◆ **EXCERPTED RECORDS**

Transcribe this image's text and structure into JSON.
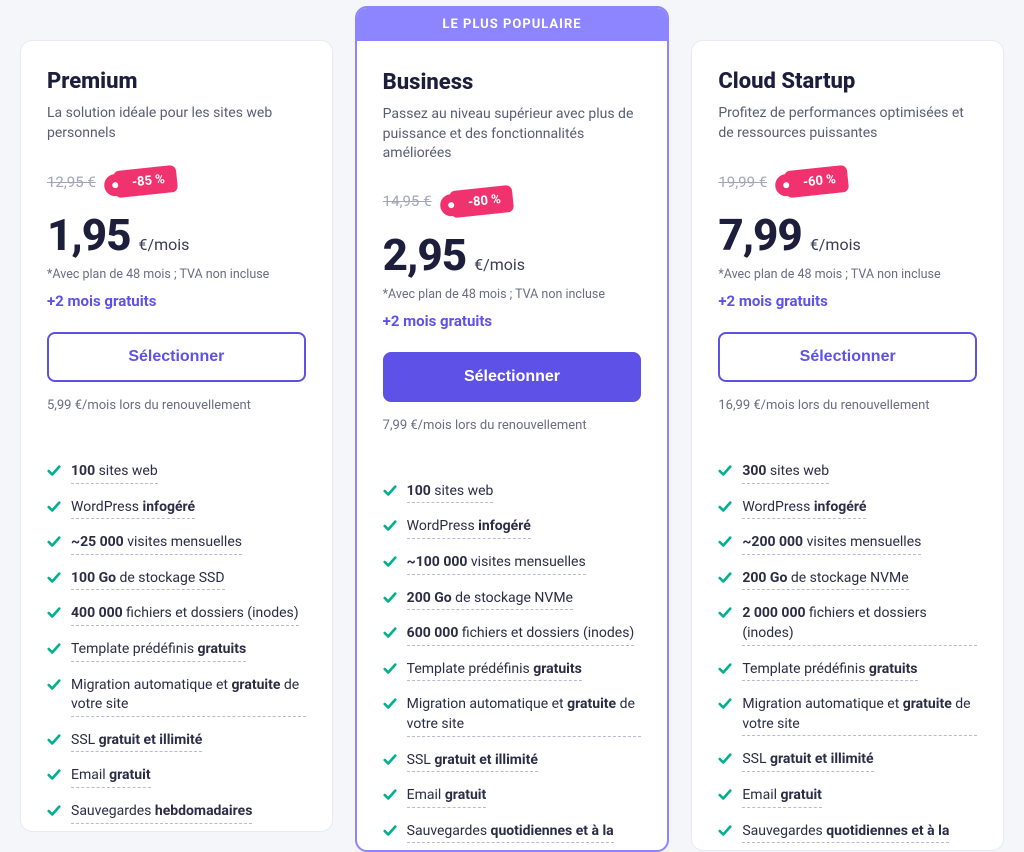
{
  "colors": {
    "background": "#f5f6fa",
    "card_bg": "#ffffff",
    "text_dark": "#1d1e3c",
    "text_muted": "#5a5b75",
    "accent": "#5d51e8",
    "accent_light": "#8c85ff",
    "discount": "#f0326e",
    "check": "#00b090",
    "border": "#e8e9f2"
  },
  "popular_label": "LE PLUS POPULAIRE",
  "price_unit": "€/mois",
  "price_note": "*Avec plan de 48 mois ; TVA non incluse",
  "bonus": "+2 mois gratuits",
  "select_label": "Sélectionner",
  "plans": [
    {
      "name": "Premium",
      "tagline": "La solution idéale pour les sites web personnels",
      "old_price": "12,95 €",
      "discount": "-85 %",
      "price": "1,95",
      "renewal": "5,99 €/mois lors du renouvellement",
      "featured": false,
      "features": [
        "<b>100</b> sites web",
        "WordPress <b>infogéré</b>",
        "<b>~25 000</b> visites mensuelles",
        "<b>100 Go</b> de stockage SSD",
        "<b>400 000</b> fichiers et dossiers (inodes)",
        "Template prédéfinis <b>gratuits</b>",
        "Migration automatique et <b>gratuite</b> de votre site",
        "SSL <b>gratuit et illimité</b>",
        "Email <b>gratuit</b>",
        "Sauvegardes <b>hebdomadaires</b>"
      ]
    },
    {
      "name": "Business",
      "tagline": "Passez au niveau supérieur avec plus de puissance et des fonctionnalités améliorées",
      "old_price": "14,95 €",
      "discount": "-80 %",
      "price": "2,95",
      "renewal": "7,99 €/mois lors du renouvellement",
      "featured": true,
      "features": [
        "<b>100</b> sites web",
        "WordPress <b>infogéré</b>",
        "<b>~100 000</b> visites mensuelles",
        "<b>200 Go</b> de stockage NVMe",
        "<b>600 000</b> fichiers et dossiers (inodes)",
        "Template prédéfinis <b>gratuits</b>",
        "Migration automatique et <b>gratuite</b> de votre site",
        "SSL <b>gratuit et illimité</b>",
        "Email <b>gratuit</b>",
        "Sauvegardes <b>quotidiennes et à la</b>"
      ]
    },
    {
      "name": "Cloud Startup",
      "tagline": "Profitez de performances optimisées et de ressources puissantes",
      "old_price": "19,99 €",
      "discount": "-60 %",
      "price": "7,99",
      "renewal": "16,99 €/mois lors du renouvellement",
      "featured": false,
      "features": [
        "<b>300</b> sites web",
        "WordPress <b>infogéré</b>",
        "<b>~200 000</b> visites mensuelles",
        "<b>200 Go</b> de stockage NVMe",
        "<b>2 000 000</b> fichiers et dossiers (inodes)",
        "Template prédéfinis <b>gratuits</b>",
        "Migration automatique et <b>gratuite</b> de votre site",
        "SSL <b>gratuit et illimité</b>",
        "Email <b>gratuit</b>",
        "Sauvegardes <b>quotidiennes et à la</b>"
      ]
    }
  ]
}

◆ **TASK TO CARRY OUT**
From the listing above, print every entry precisely and drop the pictures.

◆ **OUTPUT**
Transcribe this image's text and structure into JSON.
{
  "colors": {
    "background": "#f5f6fa",
    "card_bg": "#ffffff",
    "text_dark": "#1d1e3c",
    "text_muted": "#5a5b75",
    "accent": "#5d51e8",
    "accent_light": "#8c85ff",
    "discount": "#f0326e",
    "check": "#00b090",
    "border": "#e8e9f2"
  },
  "popular_label": "LE PLUS POPULAIRE",
  "price_unit": "€/mois",
  "price_note": "*Avec plan de 48 mois ; TVA non incluse",
  "bonus": "+2 mois gratuits",
  "select_label": "Sélectionner",
  "plans": [
    {
      "name": "Premium",
      "tagline": "La solution idéale pour les sites web personnels",
      "old_price": "12,95 €",
      "discount": "-85 %",
      "price": "1,95",
      "renewal": "5,99 €/mois lors du renouvellement",
      "featured": false,
      "features": [
        "<b>100</b> sites web",
        "WordPress <b>infogéré</b>",
        "<b>~25 000</b> visites mensuelles",
        "<b>100 Go</b> de stockage SSD",
        "<b>400 000</b> fichiers et dossiers (inodes)",
        "Template prédéfinis <b>gratuits</b>",
        "Migration automatique et <b>gratuite</b> de votre site",
        "SSL <b>gratuit et illimité</b>",
        "Email <b>gratuit</b>",
        "Sauvegardes <b>hebdomadaires</b>"
      ]
    },
    {
      "name": "Business",
      "tagline": "Passez au niveau supérieur avec plus de puissance et des fonctionnalités améliorées",
      "old_price": "14,95 €",
      "discount": "-80 %",
      "price": "2,95",
      "renewal": "7,99 €/mois lors du renouvellement",
      "featured": true,
      "features": [
        "<b>100</b> sites web",
        "WordPress <b>infogéré</b>",
        "<b>~100 000</b> visites mensuelles",
        "<b>200 Go</b> de stockage NVMe",
        "<b>600 000</b> fichiers et dossiers (inodes)",
        "Template prédéfinis <b>gratuits</b>",
        "Migration automatique et <b>gratuite</b> de votre site",
        "SSL <b>gratuit et illimité</b>",
        "Email <b>gratuit</b>",
        "Sauvegardes <b>quotidiennes et à la</b>"
      ]
    },
    {
      "name": "Cloud Startup",
      "tagline": "Profitez de performances optimisées et de ressources puissantes",
      "old_price": "19,99 €",
      "discount": "-60 %",
      "price": "7,99",
      "renewal": "16,99 €/mois lors du renouvellement",
      "featured": false,
      "features": [
        "<b>300</b> sites web",
        "WordPress <b>infogéré</b>",
        "<b>~200 000</b> visites mensuelles",
        "<b>200 Go</b> de stockage NVMe",
        "<b>2 000 000</b> fichiers et dossiers (inodes)",
        "Template prédéfinis <b>gratuits</b>",
        "Migration automatique et <b>gratuite</b> de votre site",
        "SSL <b>gratuit et illimité</b>",
        "Email <b>gratuit</b>",
        "Sauvegardes <b>quotidiennes et à la</b>"
      ]
    }
  ]
}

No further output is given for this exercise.